## TASK
Restate, word for word, every line of the data.

## RECORDS TO USE
====

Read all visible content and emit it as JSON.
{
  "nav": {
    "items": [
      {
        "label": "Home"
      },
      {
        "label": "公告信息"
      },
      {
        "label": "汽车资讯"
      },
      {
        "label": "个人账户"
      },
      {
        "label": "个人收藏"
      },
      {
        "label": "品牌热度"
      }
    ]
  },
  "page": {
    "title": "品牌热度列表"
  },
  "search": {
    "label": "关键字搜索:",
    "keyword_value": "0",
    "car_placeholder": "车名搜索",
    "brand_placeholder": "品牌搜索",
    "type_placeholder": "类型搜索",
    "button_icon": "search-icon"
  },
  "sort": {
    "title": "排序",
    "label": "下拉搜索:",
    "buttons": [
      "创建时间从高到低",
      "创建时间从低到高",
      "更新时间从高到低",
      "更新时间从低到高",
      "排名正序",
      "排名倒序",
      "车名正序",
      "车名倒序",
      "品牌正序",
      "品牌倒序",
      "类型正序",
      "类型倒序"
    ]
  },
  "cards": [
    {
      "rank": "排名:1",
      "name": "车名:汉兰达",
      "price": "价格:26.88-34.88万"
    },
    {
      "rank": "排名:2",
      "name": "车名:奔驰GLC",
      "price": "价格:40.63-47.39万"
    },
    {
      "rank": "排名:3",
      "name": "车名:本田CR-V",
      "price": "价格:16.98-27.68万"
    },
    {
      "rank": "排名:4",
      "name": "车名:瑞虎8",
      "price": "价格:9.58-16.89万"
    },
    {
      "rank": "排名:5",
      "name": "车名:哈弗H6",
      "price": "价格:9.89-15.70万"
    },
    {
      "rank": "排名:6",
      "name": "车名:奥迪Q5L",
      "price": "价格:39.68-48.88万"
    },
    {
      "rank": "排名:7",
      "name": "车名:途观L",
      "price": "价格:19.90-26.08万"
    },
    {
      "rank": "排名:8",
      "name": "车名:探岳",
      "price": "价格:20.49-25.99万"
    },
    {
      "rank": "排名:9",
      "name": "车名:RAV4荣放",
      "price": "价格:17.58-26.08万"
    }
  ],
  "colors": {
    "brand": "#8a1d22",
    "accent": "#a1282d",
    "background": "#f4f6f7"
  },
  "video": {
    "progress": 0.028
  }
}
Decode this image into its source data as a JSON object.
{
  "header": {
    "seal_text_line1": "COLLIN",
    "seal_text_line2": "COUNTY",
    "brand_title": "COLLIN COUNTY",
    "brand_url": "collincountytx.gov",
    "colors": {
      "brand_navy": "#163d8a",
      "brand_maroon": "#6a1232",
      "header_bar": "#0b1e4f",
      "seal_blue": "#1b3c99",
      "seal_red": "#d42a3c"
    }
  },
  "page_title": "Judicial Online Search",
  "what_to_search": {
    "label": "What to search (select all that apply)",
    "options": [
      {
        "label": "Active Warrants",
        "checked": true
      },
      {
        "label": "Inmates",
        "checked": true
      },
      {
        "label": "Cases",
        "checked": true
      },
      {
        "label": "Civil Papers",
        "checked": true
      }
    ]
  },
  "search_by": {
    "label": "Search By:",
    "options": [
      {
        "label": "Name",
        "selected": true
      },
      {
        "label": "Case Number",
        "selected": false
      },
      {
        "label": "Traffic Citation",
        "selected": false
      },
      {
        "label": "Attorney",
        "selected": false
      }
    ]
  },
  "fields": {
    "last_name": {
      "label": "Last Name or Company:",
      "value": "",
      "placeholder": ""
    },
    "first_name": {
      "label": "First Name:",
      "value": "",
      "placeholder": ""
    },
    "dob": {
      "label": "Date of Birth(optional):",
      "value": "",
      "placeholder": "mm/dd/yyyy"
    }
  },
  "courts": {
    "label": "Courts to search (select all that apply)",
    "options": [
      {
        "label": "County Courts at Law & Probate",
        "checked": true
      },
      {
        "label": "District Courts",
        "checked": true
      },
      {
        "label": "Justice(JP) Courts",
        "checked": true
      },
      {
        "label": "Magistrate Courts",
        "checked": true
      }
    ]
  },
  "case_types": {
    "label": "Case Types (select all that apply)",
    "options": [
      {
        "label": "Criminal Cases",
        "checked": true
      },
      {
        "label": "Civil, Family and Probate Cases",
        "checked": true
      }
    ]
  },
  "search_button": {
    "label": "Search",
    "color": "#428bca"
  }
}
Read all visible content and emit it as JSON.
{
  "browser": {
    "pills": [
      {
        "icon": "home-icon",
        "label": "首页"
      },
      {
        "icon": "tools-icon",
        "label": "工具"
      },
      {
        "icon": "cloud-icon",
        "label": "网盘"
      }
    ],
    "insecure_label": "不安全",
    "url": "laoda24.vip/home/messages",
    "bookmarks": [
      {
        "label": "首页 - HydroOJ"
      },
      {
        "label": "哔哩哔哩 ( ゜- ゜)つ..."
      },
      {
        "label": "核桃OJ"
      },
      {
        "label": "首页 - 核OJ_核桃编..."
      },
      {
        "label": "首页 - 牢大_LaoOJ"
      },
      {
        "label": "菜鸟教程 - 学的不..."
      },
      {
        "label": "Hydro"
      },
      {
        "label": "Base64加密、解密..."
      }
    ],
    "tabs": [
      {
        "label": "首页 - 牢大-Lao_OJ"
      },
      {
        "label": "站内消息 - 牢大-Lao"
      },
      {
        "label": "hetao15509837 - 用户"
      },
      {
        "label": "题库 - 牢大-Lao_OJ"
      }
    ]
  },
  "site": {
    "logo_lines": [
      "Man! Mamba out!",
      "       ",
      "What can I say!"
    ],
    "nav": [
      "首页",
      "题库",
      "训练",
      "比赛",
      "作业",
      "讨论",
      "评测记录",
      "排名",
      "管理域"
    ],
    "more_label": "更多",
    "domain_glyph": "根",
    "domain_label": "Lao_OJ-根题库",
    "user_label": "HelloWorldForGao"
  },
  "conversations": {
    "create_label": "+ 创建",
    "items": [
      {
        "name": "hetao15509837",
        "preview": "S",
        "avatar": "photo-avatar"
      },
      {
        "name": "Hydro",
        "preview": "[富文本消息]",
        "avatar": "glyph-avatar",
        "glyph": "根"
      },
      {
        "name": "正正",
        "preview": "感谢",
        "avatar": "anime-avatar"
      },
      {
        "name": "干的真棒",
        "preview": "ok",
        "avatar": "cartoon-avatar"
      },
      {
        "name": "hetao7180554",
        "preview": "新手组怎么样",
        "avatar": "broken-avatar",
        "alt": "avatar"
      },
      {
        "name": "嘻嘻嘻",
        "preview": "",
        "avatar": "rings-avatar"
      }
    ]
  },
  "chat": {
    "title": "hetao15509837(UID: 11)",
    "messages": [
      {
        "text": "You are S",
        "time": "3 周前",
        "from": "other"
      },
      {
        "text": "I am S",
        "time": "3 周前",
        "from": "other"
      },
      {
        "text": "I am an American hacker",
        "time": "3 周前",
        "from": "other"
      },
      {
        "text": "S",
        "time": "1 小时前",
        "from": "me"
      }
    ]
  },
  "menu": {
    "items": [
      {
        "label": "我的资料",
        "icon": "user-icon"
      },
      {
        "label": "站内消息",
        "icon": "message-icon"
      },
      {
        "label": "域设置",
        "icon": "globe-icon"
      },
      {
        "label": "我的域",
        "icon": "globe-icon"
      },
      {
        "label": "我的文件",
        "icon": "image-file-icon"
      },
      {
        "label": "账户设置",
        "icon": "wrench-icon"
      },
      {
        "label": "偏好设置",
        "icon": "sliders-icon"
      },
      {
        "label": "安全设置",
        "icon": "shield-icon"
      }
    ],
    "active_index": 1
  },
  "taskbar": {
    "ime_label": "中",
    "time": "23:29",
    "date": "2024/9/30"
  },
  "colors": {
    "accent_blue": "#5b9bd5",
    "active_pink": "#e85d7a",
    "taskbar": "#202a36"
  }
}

====

## RESULT OF THE EXERCISE
Read all visible content and emit it as JSON.
{
  "nav": {
    "items": [
      {
        "label": "Home"
      },
      {
        "label": "公告信息"
      },
      {
        "label": "汽车资讯"
      },
      {
        "label": "个人账户"
      },
      {
        "label": "个人收藏"
      },
      {
        "label": "品牌热度"
      }
    ]
  },
  "page": {
    "title": "品牌热度列表"
  },
  "search": {
    "label": "关键字搜索:",
    "keyword_value": "0",
    "car_placeholder": "车名搜索",
    "brand_placeholder": "品牌搜索",
    "type_placeholder": "类型搜索",
    "button_icon": "search-icon"
  },
  "sort": {
    "title": "排序",
    "label": "下拉搜索:",
    "buttons": [
      "创建时间从高到低",
      "创建时间从低到高",
      "更新时间从高到低",
      "更新时间从低到高",
      "排名正序",
      "排名倒序",
      "车名正序",
      "车名倒序",
      "品牌正序",
      "品牌倒序",
      "类型正序",
      "类型倒序"
    ]
  },
  "cards": [
    {
      "rank": "排名:1",
      "name": "车名:汉兰达",
      "price": "价格:26.88-34.88万"
    },
    {
      "rank": "排名:2",
      "name": "车名:奔驰GLC",
      "price": "价格:40.63-47.39万"
    },
    {
      "rank": "排名:3",
      "name": "车名:本田CR-V",
      "price": "价格:16.98-27.68万"
    },
    {
      "rank": "排名:4",
      "name": "车名:瑞虎8",
      "price": "价格:9.58-16.89万"
    },
    {
      "rank": "排名:5",
      "name": "车名:哈弗H6",
      "price": "价格:9.89-15.70万"
    },
    {
      "rank": "排名:6",
      "name": "车名:奥迪Q5L",
      "price": "价格:39.68-48.88万"
    },
    {
      "rank": "排名:7",
      "name": "车名:途观L",
      "price": "价格:19.90-26.08万"
    },
    {
      "rank": "排名:8",
      "name": "车名:探岳",
      "price": "价格:20.49-25.99万"
    },
    {
      "rank": "排名:9",
      "name": "车名:RAV4荣放",
      "price": "价格:17.58-26.08万"
    }
  ],
  "colors": {
    "brand": "#8a1d22",
    "accent": "#a1282d",
    "background": "#f4f6f7"
  },
  "video": {
    "progress": 0.028
  }
}
Decode this image into its source data as a JSON object.
{
  "header": {
    "seal_text_line1": "COLLIN",
    "seal_text_line2": "COUNTY",
    "brand_title": "COLLIN COUNTY",
    "brand_url": "collincountytx.gov",
    "colors": {
      "brand_navy": "#163d8a",
      "brand_maroon": "#6a1232",
      "header_bar": "#0b1e4f",
      "seal_blue": "#1b3c99",
      "seal_red": "#d42a3c"
    }
  },
  "page_title": "Judicial Online Search",
  "what_to_search": {
    "label": "What to search (select all that apply)",
    "options": [
      {
        "label": "Active Warrants",
        "checked": true
      },
      {
        "label": "Inmates",
        "checked": true
      },
      {
        "label": "Cases",
        "checked": true
      },
      {
        "label": "Civil Papers",
        "checked": true
      }
    ]
  },
  "search_by": {
    "label": "Search By:",
    "options": [
      {
        "label": "Name",
        "selected": true
      },
      {
        "label": "Case Number",
        "selected": false
      },
      {
        "label": "Traffic Citation",
        "selected": false
      },
      {
        "label": "Attorney",
        "selected": false
      }
    ]
  },
  "fields": {
    "last_name": {
      "label": "Last Name or Company:",
      "value": "",
      "placeholder": ""
    },
    "first_name": {
      "label": "First Name:",
      "value": "",
      "placeholder": ""
    },
    "dob": {
      "label": "Date of Birth(optional):",
      "value": "",
      "placeholder": "mm/dd/yyyy"
    }
  },
  "courts": {
    "label": "Courts to search (select all that apply)",
    "options": [
      {
        "label": "County Courts at Law & Probate",
        "checked": true
      },
      {
        "label": "District Courts",
        "checked": true
      },
      {
        "label": "Justice(JP) Courts",
        "checked": true
      },
      {
        "label": "Magistrate Courts",
        "checked": true
      }
    ]
  },
  "case_types": {
    "label": "Case Types (select all that apply)",
    "options": [
      {
        "label": "Criminal Cases",
        "checked": true
      },
      {
        "label": "Civil, Family and Probate Cases",
        "checked": true
      }
    ]
  },
  "search_button": {
    "label": "Search",
    "color": "#428bca"
  }
}
Read all visible content and emit it as JSON.
{
  "browser": {
    "pills": [
      {
        "icon": "home-icon",
        "label": "首页"
      },
      {
        "icon": "tools-icon",
        "label": "工具"
      },
      {
        "icon": "cloud-icon",
        "label": "网盘"
      }
    ],
    "insecure_label": "不安全",
    "url": "laoda24.vip/home/messages",
    "bookmarks": [
      {
        "label": "首页 - HydroOJ"
      },
      {
        "label": "哔哩哔哩 ( ゜- ゜)つ..."
      },
      {
        "label": "核桃OJ"
      },
      {
        "label": "首页 - 核OJ_核桃编..."
      },
      {
        "label": "首页 - 牢大_LaoOJ"
      },
      {
        "label": "菜鸟教程 - 学的不..."
      },
      {
        "label": "Hydro"
      },
      {
        "label": "Base64加密、解密..."
      }
    ],
    "tabs": [
      {
        "label": "首页 - 牢大-Lao_OJ"
      },
      {
        "label": "站内消息 - 牢大-Lao"
      },
      {
        "label": "hetao15509837 - 用户"
      },
      {
        "label": "题库 - 牢大-Lao_OJ"
      }
    ]
  },
  "site": {
    "logo_lines": [
      "Man! Mamba out!",
      "       ",
      "What can I say!"
    ],
    "nav": [
      "首页",
      "题库",
      "训练",
      "比赛",
      "作业",
      "讨论",
      "评测记录",
      "排名",
      "管理域"
    ],
    "more_label": "更多",
    "domain_glyph": "根",
    "domain_label": "Lao_OJ-根题库",
    "user_label": "HelloWorldForGao"
  },
  "conversations": {
    "create_label": "+ 创建",
    "items": [
      {
        "name": "hetao15509837",
        "preview": "S",
        "avatar": "photo-avatar"
      },
      {
        "name": "Hydro",
        "preview": "[富文本消息]",
        "avatar": "glyph-avatar",
        "glyph": "根"
      },
      {
        "name": "正正",
        "preview": "感谢",
        "avatar": "anime-avatar"
      },
      {
        "name": "干的真棒",
        "preview": "ok",
        "avatar": "cartoon-avatar"
      },
      {
        "name": "hetao7180554",
        "preview": "新手组怎么样",
        "avatar": "broken-avatar",
        "alt": "avatar"
      },
      {
        "name": "嘻嘻嘻",
        "preview": "",
        "avatar": "rings-avatar"
      }
    ]
  },
  "chat": {
    "title": "hetao15509837(UID: 11)",
    "messages": [
      {
        "text": "You are S",
        "time": "3 周前",
        "from": "other"
      },
      {
        "text": "I am S",
        "time": "3 周前",
        "from": "other"
      },
      {
        "text": "I am an American hacker",
        "time": "3 周前",
        "from": "other"
      },
      {
        "text": "S",
        "time": "1 小时前",
        "from": "me"
      }
    ]
  },
  "menu": {
    "items": [
      {
        "label": "我的资料",
        "icon": "user-icon"
      },
      {
        "label": "站内消息",
        "icon": "message-icon"
      },
      {
        "label": "域设置",
        "icon": "globe-icon"
      },
      {
        "label": "我的域",
        "icon": "globe-icon"
      },
      {
        "label": "我的文件",
        "icon": "image-file-icon"
      },
      {
        "label": "账户设置",
        "icon": "wrench-icon"
      },
      {
        "label": "偏好设置",
        "icon": "sliders-icon"
      },
      {
        "label": "安全设置",
        "icon": "shield-icon"
      }
    ],
    "active_index": 1
  },
  "taskbar": {
    "ime_label": "中",
    "time": "23:29",
    "date": "2024/9/30"
  },
  "colors": {
    "accent_blue": "#5b9bd5",
    "active_pink": "#e85d7a",
    "taskbar": "#202a36"
  }
}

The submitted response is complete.